_What this task involves_
Transcribe all the records with complete accuracy.

_Dataset records_
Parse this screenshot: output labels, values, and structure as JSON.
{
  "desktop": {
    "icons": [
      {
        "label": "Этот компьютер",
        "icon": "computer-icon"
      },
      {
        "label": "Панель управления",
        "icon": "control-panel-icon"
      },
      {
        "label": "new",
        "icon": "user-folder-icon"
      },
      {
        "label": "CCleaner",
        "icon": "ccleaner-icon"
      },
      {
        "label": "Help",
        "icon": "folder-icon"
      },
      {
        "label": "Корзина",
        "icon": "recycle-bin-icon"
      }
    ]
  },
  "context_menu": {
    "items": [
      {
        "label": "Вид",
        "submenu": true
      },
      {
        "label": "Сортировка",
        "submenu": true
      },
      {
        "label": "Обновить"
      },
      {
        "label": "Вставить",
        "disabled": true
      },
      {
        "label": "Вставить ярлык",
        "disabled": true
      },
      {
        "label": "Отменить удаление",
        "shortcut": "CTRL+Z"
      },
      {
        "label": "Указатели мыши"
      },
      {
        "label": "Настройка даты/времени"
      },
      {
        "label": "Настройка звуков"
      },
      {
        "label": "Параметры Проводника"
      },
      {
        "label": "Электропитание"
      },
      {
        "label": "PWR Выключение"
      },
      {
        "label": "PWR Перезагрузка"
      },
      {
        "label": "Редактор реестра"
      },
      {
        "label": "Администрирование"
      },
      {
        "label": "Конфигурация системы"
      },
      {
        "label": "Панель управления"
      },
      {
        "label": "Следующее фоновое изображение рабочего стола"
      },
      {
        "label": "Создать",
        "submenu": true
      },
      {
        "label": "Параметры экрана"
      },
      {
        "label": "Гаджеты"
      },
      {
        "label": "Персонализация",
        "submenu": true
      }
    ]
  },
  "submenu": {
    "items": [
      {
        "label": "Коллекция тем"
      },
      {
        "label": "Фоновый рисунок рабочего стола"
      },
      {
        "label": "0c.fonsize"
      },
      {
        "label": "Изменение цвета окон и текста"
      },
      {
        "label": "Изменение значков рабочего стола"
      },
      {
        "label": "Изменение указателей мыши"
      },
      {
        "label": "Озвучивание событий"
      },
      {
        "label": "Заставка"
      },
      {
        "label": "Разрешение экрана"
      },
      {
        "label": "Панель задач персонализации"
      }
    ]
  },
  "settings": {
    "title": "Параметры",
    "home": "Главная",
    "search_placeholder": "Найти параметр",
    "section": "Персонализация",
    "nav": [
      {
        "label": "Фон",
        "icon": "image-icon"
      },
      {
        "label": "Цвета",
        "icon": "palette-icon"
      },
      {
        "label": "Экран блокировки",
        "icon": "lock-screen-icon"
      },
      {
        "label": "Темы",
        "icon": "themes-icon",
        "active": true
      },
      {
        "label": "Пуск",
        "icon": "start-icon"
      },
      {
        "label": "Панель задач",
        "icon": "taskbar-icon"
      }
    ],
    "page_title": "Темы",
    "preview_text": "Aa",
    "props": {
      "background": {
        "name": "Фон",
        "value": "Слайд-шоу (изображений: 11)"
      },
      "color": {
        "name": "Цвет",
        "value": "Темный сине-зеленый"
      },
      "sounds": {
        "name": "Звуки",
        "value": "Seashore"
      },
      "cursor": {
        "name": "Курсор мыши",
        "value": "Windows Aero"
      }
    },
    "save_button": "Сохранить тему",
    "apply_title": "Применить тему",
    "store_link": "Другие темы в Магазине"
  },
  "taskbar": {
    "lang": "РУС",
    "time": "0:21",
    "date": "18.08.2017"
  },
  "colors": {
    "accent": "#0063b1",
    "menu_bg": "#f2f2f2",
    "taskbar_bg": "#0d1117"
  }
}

_Completed task_
Parse this screenshot: output labels, values, and structure as JSON.
{
  "desktop": {
    "icons": [
      {
        "label": "Этот компьютер",
        "icon": "computer-icon"
      },
      {
        "label": "Панель управления",
        "icon": "control-panel-icon"
      },
      {
        "label": "new",
        "icon": "user-folder-icon"
      },
      {
        "label": "CCleaner",
        "icon": "ccleaner-icon"
      },
      {
        "label": "Help",
        "icon": "folder-icon"
      },
      {
        "label": "Корзина",
        "icon": "recycle-bin-icon"
      }
    ]
  },
  "context_menu": {
    "items": [
      {
        "label": "Вид",
        "submenu": true
      },
      {
        "label": "Сортировка",
        "submenu": true
      },
      {
        "label": "Обновить"
      },
      {
        "label": "Вставить",
        "disabled": true
      },
      {
        "label": "Вставить ярлык",
        "disabled": true
      },
      {
        "label": "Отменить удаление",
        "shortcut": "CTRL+Z"
      },
      {
        "label": "Указатели мыши"
      },
      {
        "label": "Настройка даты/времени"
      },
      {
        "label": "Настройка звуков"
      },
      {
        "label": "Параметры Проводника"
      },
      {
        "label": "Электропитание"
      },
      {
        "label": "PWR Выключение"
      },
      {
        "label": "PWR Перезагрузка"
      },
      {
        "label": "Редактор реестра"
      },
      {
        "label": "Администрирование"
      },
      {
        "label": "Конфигурация системы"
      },
      {
        "label": "Панель управления"
      },
      {
        "label": "Следующее фоновое изображение рабочего стола"
      },
      {
        "label": "Создать",
        "submenu": true
      },
      {
        "label": "Параметры экрана"
      },
      {
        "label": "Гаджеты"
      },
      {
        "label": "Персонализация",
        "submenu": true
      }
    ]
  },
  "submenu": {
    "items": [
      {
        "label": "Коллекция тем"
      },
      {
        "label": "Фоновый рисунок рабочего стола"
      },
      {
        "label": "0c.fonsize"
      },
      {
        "label": "Изменение цвета окон и текста"
      },
      {
        "label": "Изменение значков рабочего стола"
      },
      {
        "label": "Изменение указателей мыши"
      },
      {
        "label": "Озвучивание событий"
      },
      {
        "label": "Заставка"
      },
      {
        "label": "Разрешение экрана"
      },
      {
        "label": "Панель задач персонализации"
      }
    ]
  },
  "settings": {
    "title": "Параметры",
    "home": "Главная",
    "search_placeholder": "Найти параметр",
    "section": "Персонализация",
    "nav": [
      {
        "label": "Фон",
        "icon": "image-icon"
      },
      {
        "label": "Цвета",
        "icon": "palette-icon"
      },
      {
        "label": "Экран блокировки",
        "icon": "lock-screen-icon"
      },
      {
        "label": "Темы",
        "icon": "themes-icon",
        "active": true
      },
      {
        "label": "Пуск",
        "icon": "start-icon"
      },
      {
        "label": "Панель задач",
        "icon": "taskbar-icon"
      }
    ],
    "page_title": "Темы",
    "preview_text": "Aa",
    "props": {
      "background": {
        "name": "Фон",
        "value": "Слайд-шоу (изображений: 11)"
      },
      "color": {
        "name": "Цвет",
        "value": "Темный сине-зеленый"
      },
      "sounds": {
        "name": "Звуки",
        "value": "Seashore"
      },
      "cursor": {
        "name": "Курсор мыши",
        "value": "Windows Aero"
      }
    },
    "save_button": "Сохранить тему",
    "apply_title": "Применить тему",
    "store_link": "Другие темы в Магазине"
  },
  "taskbar": {
    "lang": "РУС",
    "time": "0:21",
    "date": "18.08.2017"
  },
  "colors": {
    "accent": "#0063b1",
    "menu_bg": "#f2f2f2",
    "taskbar_bg": "#0d1117"
  }
}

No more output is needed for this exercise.